> _Records shown_
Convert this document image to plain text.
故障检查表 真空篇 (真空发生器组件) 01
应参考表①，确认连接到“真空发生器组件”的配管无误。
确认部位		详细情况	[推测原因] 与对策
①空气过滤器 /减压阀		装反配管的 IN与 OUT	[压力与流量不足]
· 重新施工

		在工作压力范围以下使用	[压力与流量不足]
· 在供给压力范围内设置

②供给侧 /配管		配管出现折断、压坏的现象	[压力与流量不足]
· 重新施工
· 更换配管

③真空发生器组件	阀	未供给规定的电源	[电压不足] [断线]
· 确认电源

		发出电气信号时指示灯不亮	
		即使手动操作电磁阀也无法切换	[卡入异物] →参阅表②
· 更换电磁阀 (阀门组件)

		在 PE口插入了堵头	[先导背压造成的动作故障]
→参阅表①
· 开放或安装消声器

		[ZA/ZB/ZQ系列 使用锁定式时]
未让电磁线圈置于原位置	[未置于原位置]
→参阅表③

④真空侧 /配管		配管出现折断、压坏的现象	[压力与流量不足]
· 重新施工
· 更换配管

> _Exercise instructions_
Where a line of the records above holds the word "配管出现折断", copy that line.

> _Result_
②供给侧 /配管		配管出现折断、压坏的现象	[压力与流量不足]
④真空侧 /配管		配管出现折断、压坏的现象	[压力与流量不足]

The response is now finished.